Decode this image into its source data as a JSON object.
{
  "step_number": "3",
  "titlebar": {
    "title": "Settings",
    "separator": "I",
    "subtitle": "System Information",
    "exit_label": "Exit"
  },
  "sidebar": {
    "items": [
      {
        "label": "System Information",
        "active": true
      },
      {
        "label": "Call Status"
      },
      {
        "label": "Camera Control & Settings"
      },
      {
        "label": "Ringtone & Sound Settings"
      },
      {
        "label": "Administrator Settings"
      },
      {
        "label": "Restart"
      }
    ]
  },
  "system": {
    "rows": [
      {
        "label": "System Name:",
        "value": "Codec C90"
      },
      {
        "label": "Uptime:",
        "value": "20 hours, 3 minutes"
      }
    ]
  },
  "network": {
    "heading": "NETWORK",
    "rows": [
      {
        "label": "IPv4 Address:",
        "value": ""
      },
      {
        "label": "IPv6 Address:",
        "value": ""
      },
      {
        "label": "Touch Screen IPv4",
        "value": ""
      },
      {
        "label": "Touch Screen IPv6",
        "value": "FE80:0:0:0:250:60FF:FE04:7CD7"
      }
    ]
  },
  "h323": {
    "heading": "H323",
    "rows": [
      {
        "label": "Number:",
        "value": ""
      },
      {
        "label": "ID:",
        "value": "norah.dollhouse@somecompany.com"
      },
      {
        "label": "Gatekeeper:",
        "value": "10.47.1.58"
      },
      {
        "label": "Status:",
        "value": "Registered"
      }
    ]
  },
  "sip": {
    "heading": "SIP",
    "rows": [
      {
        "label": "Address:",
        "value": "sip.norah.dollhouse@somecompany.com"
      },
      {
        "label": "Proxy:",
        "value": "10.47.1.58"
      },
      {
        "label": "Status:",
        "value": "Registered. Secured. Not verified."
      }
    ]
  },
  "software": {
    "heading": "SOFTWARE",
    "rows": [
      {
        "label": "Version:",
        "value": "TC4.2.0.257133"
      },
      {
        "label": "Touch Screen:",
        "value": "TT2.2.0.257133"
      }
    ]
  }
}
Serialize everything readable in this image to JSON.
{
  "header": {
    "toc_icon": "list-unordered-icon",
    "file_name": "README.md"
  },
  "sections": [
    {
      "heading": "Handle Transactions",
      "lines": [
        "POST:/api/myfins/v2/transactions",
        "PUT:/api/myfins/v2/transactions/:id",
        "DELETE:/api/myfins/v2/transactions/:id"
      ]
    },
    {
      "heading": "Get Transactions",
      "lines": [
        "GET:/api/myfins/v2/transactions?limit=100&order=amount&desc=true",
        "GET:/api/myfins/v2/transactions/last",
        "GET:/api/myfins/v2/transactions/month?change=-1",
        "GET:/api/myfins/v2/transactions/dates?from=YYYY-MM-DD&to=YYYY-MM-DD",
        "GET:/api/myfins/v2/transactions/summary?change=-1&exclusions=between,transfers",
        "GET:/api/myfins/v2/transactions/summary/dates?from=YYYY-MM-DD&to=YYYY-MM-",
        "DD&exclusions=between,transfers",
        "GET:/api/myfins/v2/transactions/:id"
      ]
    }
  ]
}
........
Return the lines above exactly, keeping every word.

• [CORRECT RESPONSE]
Decode this image into its source data as a JSON object.
{
  "step_number": "3",
  "titlebar": {
    "title": "Settings",
    "separator": "I",
    "subtitle": "System Information",
    "exit_label": "Exit"
  },
  "sidebar": {
    "items": [
      {
        "label": "System Information",
        "active": true
      },
      {
        "label": "Call Status"
      },
      {
        "label": "Camera Control & Settings"
      },
      {
        "label": "Ringtone & Sound Settings"
      },
      {
        "label": "Administrator Settings"
      },
      {
        "label": "Restart"
      }
    ]
  },
  "system": {
    "rows": [
      {
        "label": "System Name:",
        "value": "Codec C90"
      },
      {
        "label": "Uptime:",
        "value": "20 hours, 3 minutes"
      }
    ]
  },
  "network": {
    "heading": "NETWORK",
    "rows": [
      {
        "label": "IPv4 Address:",
        "value": ""
      },
      {
        "label": "IPv6 Address:",
        "value": ""
      },
      {
        "label": "Touch Screen IPv4",
        "value": ""
      },
      {
        "label": "Touch Screen IPv6",
        "value": "FE80:0:0:0:250:60FF:FE04:7CD7"
      }
    ]
  },
  "h323": {
    "heading": "H323",
    "rows": [
      {
        "label": "Number:",
        "value": ""
      },
      {
        "label": "ID:",
        "value": "norah.dollhouse@somecompany.com"
      },
      {
        "label": "Gatekeeper:",
        "value": "10.47.1.58"
      },
      {
        "label": "Status:",
        "value": "Registered"
      }
    ]
  },
  "sip": {
    "heading": "SIP",
    "rows": [
      {
        "label": "Address:",
        "value": "sip.norah.dollhouse@somecompany.com"
      },
      {
        "label": "Proxy:",
        "value": "10.47.1.58"
      },
      {
        "label": "Status:",
        "value": "Registered. Secured. Not verified."
      }
    ]
  },
  "software": {
    "heading": "SOFTWARE",
    "rows": [
      {
        "label": "Version:",
        "value": "TC4.2.0.257133"
      },
      {
        "label": "Touch Screen:",
        "value": "TT2.2.0.257133"
      }
    ]
  }
}
Serialize everything readable in this image to JSON.
{
  "header": {
    "toc_icon": "list-unordered-icon",
    "file_name": "README.md"
  },
  "sections": [
    {
      "heading": "Handle Transactions",
      "lines": [
        "POST:/api/myfins/v2/transactions",
        "PUT:/api/myfins/v2/transactions/:id",
        "DELETE:/api/myfins/v2/transactions/:id"
      ]
    },
    {
      "heading": "Get Transactions",
      "lines": [
        "GET:/api/myfins/v2/transactions?limit=100&order=amount&desc=true",
        "GET:/api/myfins/v2/transactions/last",
        "GET:/api/myfins/v2/transactions/month?change=-1",
        "GET:/api/myfins/v2/transactions/dates?from=YYYY-MM-DD&to=YYYY-MM-DD",
        "GET:/api/myfins/v2/transactions/summary?change=-1&exclusions=between,transfers",
        "GET:/api/myfins/v2/transactions/summary/dates?from=YYYY-MM-DD&to=YYYY-MM-",
        "DD&exclusions=between,transfers",
        "GET:/api/myfins/v2/transactions/:id"
      ]
    }
  ]
}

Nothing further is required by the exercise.